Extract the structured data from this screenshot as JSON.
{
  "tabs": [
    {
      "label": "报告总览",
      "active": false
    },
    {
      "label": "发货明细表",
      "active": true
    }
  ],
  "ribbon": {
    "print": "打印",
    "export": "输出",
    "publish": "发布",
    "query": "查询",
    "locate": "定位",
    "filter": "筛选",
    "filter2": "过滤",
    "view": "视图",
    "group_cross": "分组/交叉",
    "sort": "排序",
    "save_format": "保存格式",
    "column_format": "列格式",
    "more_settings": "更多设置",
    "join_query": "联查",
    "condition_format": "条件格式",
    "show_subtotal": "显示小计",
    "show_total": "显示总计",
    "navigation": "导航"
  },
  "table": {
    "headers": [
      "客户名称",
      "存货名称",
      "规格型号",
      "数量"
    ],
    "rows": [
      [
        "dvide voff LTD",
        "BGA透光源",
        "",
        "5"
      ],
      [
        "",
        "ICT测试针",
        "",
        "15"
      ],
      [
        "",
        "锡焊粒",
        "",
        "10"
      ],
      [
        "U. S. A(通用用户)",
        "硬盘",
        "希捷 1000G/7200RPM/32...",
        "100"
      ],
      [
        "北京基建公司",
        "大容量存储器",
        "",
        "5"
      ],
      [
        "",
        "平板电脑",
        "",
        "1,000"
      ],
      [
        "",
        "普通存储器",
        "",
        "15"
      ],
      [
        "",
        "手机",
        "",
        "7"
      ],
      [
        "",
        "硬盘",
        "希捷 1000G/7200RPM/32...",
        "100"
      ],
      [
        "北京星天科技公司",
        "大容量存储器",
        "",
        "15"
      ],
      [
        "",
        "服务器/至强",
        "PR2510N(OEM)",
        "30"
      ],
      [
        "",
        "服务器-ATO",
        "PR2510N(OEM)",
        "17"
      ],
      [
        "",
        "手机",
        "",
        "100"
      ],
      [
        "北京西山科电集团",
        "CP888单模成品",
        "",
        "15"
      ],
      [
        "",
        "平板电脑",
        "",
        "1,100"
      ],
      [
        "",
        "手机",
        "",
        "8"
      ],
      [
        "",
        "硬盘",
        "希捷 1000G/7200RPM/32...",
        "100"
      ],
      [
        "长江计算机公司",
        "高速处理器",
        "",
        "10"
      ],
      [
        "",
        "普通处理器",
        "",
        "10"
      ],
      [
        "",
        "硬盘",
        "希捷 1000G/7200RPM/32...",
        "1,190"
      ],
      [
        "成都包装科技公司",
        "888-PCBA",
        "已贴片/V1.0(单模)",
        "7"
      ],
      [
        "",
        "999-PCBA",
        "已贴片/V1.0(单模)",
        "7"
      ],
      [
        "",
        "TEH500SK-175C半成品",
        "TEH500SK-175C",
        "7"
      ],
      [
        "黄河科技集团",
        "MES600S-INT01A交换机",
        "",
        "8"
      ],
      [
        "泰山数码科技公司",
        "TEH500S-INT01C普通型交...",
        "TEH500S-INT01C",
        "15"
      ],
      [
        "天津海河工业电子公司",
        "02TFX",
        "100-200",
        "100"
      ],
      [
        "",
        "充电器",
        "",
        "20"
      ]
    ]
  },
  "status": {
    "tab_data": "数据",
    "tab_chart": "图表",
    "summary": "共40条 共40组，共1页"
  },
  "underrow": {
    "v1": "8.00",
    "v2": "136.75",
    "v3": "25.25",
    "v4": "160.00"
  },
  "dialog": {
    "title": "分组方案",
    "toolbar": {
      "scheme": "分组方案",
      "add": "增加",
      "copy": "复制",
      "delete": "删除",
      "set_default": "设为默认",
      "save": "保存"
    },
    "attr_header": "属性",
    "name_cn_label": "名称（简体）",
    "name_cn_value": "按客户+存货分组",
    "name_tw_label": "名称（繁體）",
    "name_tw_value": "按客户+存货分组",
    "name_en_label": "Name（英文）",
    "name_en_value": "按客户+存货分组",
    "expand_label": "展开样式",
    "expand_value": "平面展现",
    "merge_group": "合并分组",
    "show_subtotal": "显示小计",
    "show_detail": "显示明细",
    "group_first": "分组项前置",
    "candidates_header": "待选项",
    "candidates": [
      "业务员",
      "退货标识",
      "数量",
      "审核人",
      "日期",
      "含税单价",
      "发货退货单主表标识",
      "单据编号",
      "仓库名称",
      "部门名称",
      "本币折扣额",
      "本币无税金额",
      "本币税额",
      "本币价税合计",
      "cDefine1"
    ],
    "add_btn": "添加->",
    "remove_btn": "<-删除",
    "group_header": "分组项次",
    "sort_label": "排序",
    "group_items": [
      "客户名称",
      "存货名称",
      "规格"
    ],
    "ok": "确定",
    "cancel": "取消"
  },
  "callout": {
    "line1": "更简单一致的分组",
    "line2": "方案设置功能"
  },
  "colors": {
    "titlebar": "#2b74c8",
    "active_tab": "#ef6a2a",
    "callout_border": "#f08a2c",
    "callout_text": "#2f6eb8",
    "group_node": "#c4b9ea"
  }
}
===
YOUR TASK: The records above should be restated word for word, please.

RESULT:
Extract the structured data from this screenshot as JSON.
{
  "tabs": [
    {
      "label": "报告总览",
      "active": false
    },
    {
      "label": "发货明细表",
      "active": true
    }
  ],
  "ribbon": {
    "print": "打印",
    "export": "输出",
    "publish": "发布",
    "query": "查询",
    "locate": "定位",
    "filter": "筛选",
    "filter2": "过滤",
    "view": "视图",
    "group_cross": "分组/交叉",
    "sort": "排序",
    "save_format": "保存格式",
    "column_format": "列格式",
    "more_settings": "更多设置",
    "join_query": "联查",
    "condition_format": "条件格式",
    "show_subtotal": "显示小计",
    "show_total": "显示总计",
    "navigation": "导航"
  },
  "table": {
    "headers": [
      "客户名称",
      "存货名称",
      "规格型号",
      "数量"
    ],
    "rows": [
      [
        "dvide voff LTD",
        "BGA透光源",
        "",
        "5"
      ],
      [
        "",
        "ICT测试针",
        "",
        "15"
      ],
      [
        "",
        "锡焊粒",
        "",
        "10"
      ],
      [
        "U. S. A(通用用户)",
        "硬盘",
        "希捷 1000G/7200RPM/32...",
        "100"
      ],
      [
        "北京基建公司",
        "大容量存储器",
        "",
        "5"
      ],
      [
        "",
        "平板电脑",
        "",
        "1,000"
      ],
      [
        "",
        "普通存储器",
        "",
        "15"
      ],
      [
        "",
        "手机",
        "",
        "7"
      ],
      [
        "",
        "硬盘",
        "希捷 1000G/7200RPM/32...",
        "100"
      ],
      [
        "北京星天科技公司",
        "大容量存储器",
        "",
        "15"
      ],
      [
        "",
        "服务器/至强",
        "PR2510N(OEM)",
        "30"
      ],
      [
        "",
        "服务器-ATO",
        "PR2510N(OEM)",
        "17"
      ],
      [
        "",
        "手机",
        "",
        "100"
      ],
      [
        "北京西山科电集团",
        "CP888单模成品",
        "",
        "15"
      ],
      [
        "",
        "平板电脑",
        "",
        "1,100"
      ],
      [
        "",
        "手机",
        "",
        "8"
      ],
      [
        "",
        "硬盘",
        "希捷 1000G/7200RPM/32...",
        "100"
      ],
      [
        "长江计算机公司",
        "高速处理器",
        "",
        "10"
      ],
      [
        "",
        "普通处理器",
        "",
        "10"
      ],
      [
        "",
        "硬盘",
        "希捷 1000G/7200RPM/32...",
        "1,190"
      ],
      [
        "成都包装科技公司",
        "888-PCBA",
        "已贴片/V1.0(单模)",
        "7"
      ],
      [
        "",
        "999-PCBA",
        "已贴片/V1.0(单模)",
        "7"
      ],
      [
        "",
        "TEH500SK-175C半成品",
        "TEH500SK-175C",
        "7"
      ],
      [
        "黄河科技集团",
        "MES600S-INT01A交换机",
        "",
        "8"
      ],
      [
        "泰山数码科技公司",
        "TEH500S-INT01C普通型交...",
        "TEH500S-INT01C",
        "15"
      ],
      [
        "天津海河工业电子公司",
        "02TFX",
        "100-200",
        "100"
      ],
      [
        "",
        "充电器",
        "",
        "20"
      ]
    ]
  },
  "status": {
    "tab_data": "数据",
    "tab_chart": "图表",
    "summary": "共40条 共40组，共1页"
  },
  "underrow": {
    "v1": "8.00",
    "v2": "136.75",
    "v3": "25.25",
    "v4": "160.00"
  },
  "dialog": {
    "title": "分组方案",
    "toolbar": {
      "scheme": "分组方案",
      "add": "增加",
      "copy": "复制",
      "delete": "删除",
      "set_default": "设为默认",
      "save": "保存"
    },
    "attr_header": "属性",
    "name_cn_label": "名称（简体）",
    "name_cn_value": "按客户+存货分组",
    "name_tw_label": "名称（繁體）",
    "name_tw_value": "按客户+存货分组",
    "name_en_label": "Name（英文）",
    "name_en_value": "按客户+存货分组",
    "expand_label": "展开样式",
    "expand_value": "平面展现",
    "merge_group": "合并分组",
    "show_subtotal": "显示小计",
    "show_detail": "显示明细",
    "group_first": "分组项前置",
    "candidates_header": "待选项",
    "candidates": [
      "业务员",
      "退货标识",
      "数量",
      "审核人",
      "日期",
      "含税单价",
      "发货退货单主表标识",
      "单据编号",
      "仓库名称",
      "部门名称",
      "本币折扣额",
      "本币无税金额",
      "本币税额",
      "本币价税合计",
      "cDefine1"
    ],
    "add_btn": "添加->",
    "remove_btn": "<-删除",
    "group_header": "分组项次",
    "sort_label": "排序",
    "group_items": [
      "客户名称",
      "存货名称",
      "规格"
    ],
    "ok": "确定",
    "cancel": "取消"
  },
  "callout": {
    "line1": "更简单一致的分组",
    "line2": "方案设置功能"
  },
  "colors": {
    "titlebar": "#2b74c8",
    "active_tab": "#ef6a2a",
    "callout_border": "#f08a2c",
    "callout_text": "#2f6eb8",
    "group_node": "#c4b9ea"
  }
}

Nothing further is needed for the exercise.